(Goal) Retype the listing that follows, exactly as written.

(The data)

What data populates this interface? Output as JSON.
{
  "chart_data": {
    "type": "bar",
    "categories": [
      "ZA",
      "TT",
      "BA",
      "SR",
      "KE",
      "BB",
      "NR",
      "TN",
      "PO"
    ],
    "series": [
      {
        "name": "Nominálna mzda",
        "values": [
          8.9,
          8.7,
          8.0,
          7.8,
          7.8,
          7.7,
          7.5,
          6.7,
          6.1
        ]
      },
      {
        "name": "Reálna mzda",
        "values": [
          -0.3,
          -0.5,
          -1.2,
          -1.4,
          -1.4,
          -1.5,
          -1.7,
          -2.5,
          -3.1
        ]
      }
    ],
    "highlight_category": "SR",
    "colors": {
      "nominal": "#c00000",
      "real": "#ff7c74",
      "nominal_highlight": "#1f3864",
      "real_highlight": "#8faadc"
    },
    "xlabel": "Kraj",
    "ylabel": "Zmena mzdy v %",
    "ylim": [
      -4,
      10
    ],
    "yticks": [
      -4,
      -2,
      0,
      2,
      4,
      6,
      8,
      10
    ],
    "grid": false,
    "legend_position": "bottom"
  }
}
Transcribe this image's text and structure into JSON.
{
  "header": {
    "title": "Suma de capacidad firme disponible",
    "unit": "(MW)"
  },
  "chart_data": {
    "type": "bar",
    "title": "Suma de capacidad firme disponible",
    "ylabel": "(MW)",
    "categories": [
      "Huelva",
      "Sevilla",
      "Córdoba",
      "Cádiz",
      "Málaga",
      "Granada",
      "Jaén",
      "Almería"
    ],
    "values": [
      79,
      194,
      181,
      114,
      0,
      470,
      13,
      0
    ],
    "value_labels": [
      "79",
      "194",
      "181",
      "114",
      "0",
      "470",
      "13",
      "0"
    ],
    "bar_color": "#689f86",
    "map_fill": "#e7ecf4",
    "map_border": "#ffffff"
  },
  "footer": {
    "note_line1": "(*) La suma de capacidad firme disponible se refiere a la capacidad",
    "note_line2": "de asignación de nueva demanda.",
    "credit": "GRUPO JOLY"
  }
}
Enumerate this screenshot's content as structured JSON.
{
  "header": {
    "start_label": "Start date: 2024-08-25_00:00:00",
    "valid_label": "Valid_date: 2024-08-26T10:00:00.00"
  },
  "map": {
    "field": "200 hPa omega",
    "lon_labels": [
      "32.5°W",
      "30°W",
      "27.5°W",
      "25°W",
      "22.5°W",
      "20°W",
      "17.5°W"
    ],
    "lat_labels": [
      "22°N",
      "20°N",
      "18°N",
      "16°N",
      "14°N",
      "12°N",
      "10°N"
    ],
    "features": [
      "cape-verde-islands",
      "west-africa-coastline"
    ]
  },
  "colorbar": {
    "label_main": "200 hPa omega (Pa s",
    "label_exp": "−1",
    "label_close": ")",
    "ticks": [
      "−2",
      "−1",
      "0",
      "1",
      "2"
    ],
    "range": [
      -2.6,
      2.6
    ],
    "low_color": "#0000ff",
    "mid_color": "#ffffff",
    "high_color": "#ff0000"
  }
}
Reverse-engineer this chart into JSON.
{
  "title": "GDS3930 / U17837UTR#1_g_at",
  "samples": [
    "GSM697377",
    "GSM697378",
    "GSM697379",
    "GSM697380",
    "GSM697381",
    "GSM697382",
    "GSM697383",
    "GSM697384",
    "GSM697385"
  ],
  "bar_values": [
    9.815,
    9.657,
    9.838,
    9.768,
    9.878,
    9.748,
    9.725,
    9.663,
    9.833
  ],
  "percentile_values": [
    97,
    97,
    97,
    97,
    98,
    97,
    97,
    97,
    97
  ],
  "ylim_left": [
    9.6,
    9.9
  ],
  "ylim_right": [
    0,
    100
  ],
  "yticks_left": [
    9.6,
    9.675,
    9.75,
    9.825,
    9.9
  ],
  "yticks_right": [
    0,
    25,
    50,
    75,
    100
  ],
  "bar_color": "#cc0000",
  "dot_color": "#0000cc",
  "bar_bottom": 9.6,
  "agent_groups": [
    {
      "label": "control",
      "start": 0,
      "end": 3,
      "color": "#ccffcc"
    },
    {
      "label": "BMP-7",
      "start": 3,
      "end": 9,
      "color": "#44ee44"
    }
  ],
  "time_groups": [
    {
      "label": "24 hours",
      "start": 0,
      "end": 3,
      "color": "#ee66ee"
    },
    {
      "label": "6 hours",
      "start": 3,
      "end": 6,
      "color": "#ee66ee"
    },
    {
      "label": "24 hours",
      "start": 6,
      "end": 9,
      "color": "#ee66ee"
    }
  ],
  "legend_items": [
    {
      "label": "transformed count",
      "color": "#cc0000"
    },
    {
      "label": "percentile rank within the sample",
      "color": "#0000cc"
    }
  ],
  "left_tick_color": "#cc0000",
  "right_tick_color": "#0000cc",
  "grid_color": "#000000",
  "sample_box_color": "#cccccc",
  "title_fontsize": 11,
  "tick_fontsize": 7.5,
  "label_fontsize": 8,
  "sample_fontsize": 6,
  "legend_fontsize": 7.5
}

(Task output)
What data populates this interface? Output as JSON.
{
  "chart_data": {
    "type": "bar",
    "categories": [
      "ZA",
      "TT",
      "BA",
      "SR",
      "KE",
      "BB",
      "NR",
      "TN",
      "PO"
    ],
    "series": [
      {
        "name": "Nominálna mzda",
        "values": [
          8.9,
          8.7,
          8.0,
          7.8,
          7.8,
          7.7,
          7.5,
          6.7,
          6.1
        ]
      },
      {
        "name": "Reálna mzda",
        "values": [
          -0.3,
          -0.5,
          -1.2,
          -1.4,
          -1.4,
          -1.5,
          -1.7,
          -2.5,
          -3.1
        ]
      }
    ],
    "highlight_category": "SR",
    "colors": {
      "nominal": "#c00000",
      "real": "#ff7c74",
      "nominal_highlight": "#1f3864",
      "real_highlight": "#8faadc"
    },
    "xlabel": "Kraj",
    "ylabel": "Zmena mzdy v %",
    "ylim": [
      -4,
      10
    ],
    "yticks": [
      -4,
      -2,
      0,
      2,
      4,
      6,
      8,
      10
    ],
    "grid": false,
    "legend_position": "bottom"
  }
}
Transcribe this image's text and structure into JSON.
{
  "header": {
    "title": "Suma de capacidad firme disponible",
    "unit": "(MW)"
  },
  "chart_data": {
    "type": "bar",
    "title": "Suma de capacidad firme disponible",
    "ylabel": "(MW)",
    "categories": [
      "Huelva",
      "Sevilla",
      "Córdoba",
      "Cádiz",
      "Málaga",
      "Granada",
      "Jaén",
      "Almería"
    ],
    "values": [
      79,
      194,
      181,
      114,
      0,
      470,
      13,
      0
    ],
    "value_labels": [
      "79",
      "194",
      "181",
      "114",
      "0",
      "470",
      "13",
      "0"
    ],
    "bar_color": "#689f86",
    "map_fill": "#e7ecf4",
    "map_border": "#ffffff"
  },
  "footer": {
    "note_line1": "(*) La suma de capacidad firme disponible se refiere a la capacidad",
    "note_line2": "de asignación de nueva demanda.",
    "credit": "GRUPO JOLY"
  }
}
Enumerate this screenshot's content as structured JSON.
{
  "header": {
    "start_label": "Start date: 2024-08-25_00:00:00",
    "valid_label": "Valid_date: 2024-08-26T10:00:00.00"
  },
  "map": {
    "field": "200 hPa omega",
    "lon_labels": [
      "32.5°W",
      "30°W",
      "27.5°W",
      "25°W",
      "22.5°W",
      "20°W",
      "17.5°W"
    ],
    "lat_labels": [
      "22°N",
      "20°N",
      "18°N",
      "16°N",
      "14°N",
      "12°N",
      "10°N"
    ],
    "features": [
      "cape-verde-islands",
      "west-africa-coastline"
    ]
  },
  "colorbar": {
    "label_main": "200 hPa omega (Pa s",
    "label_exp": "−1",
    "label_close": ")",
    "ticks": [
      "−2",
      "−1",
      "0",
      "1",
      "2"
    ],
    "range": [
      -2.6,
      2.6
    ],
    "low_color": "#0000ff",
    "mid_color": "#ffffff",
    "high_color": "#ff0000"
  }
}
Reverse-engineer this chart into JSON.
{
  "title": "GDS3930 / U17837UTR#1_g_at",
  "samples": [
    "GSM697377",
    "GSM697378",
    "GSM697379",
    "GSM697380",
    "GSM697381",
    "GSM697382",
    "GSM697383",
    "GSM697384",
    "GSM697385"
  ],
  "bar_values": [
    9.815,
    9.657,
    9.838,
    9.768,
    9.878,
    9.748,
    9.725,
    9.663,
    9.833
  ],
  "percentile_values": [
    97,
    97,
    97,
    97,
    98,
    97,
    97,
    97,
    97
  ],
  "ylim_left": [
    9.6,
    9.9
  ],
  "ylim_right": [
    0,
    100
  ],
  "yticks_left": [
    9.6,
    9.675,
    9.75,
    9.825,
    9.9
  ],
  "yticks_right": [
    0,
    25,
    50,
    75,
    100
  ],
  "bar_color": "#cc0000",
  "dot_color": "#0000cc",
  "bar_bottom": 9.6,
  "agent_groups": [
    {
      "label": "control",
      "start": 0,
      "end": 3,
      "color": "#ccffcc"
    },
    {
      "label": "BMP-7",
      "start": 3,
      "end": 9,
      "color": "#44ee44"
    }
  ],
  "time_groups": [
    {
      "label": "24 hours",
      "start": 0,
      "end": 3,
      "color": "#ee66ee"
    },
    {
      "label": "6 hours",
      "start": 3,
      "end": 6,
      "color": "#ee66ee"
    },
    {
      "label": "24 hours",
      "start": 6,
      "end": 9,
      "color": "#ee66ee"
    }
  ],
  "legend_items": [
    {
      "label": "transformed count",
      "color": "#cc0000"
    },
    {
      "label": "percentile rank within the sample",
      "color": "#0000cc"
    }
  ],
  "left_tick_color": "#cc0000",
  "right_tick_color": "#0000cc",
  "grid_color": "#000000",
  "sample_box_color": "#cccccc",
  "title_fontsize": 11,
  "tick_fontsize": 7.5,
  "label_fontsize": 8,
  "sample_fontsize": 6,
  "legend_fontsize": 7.5
}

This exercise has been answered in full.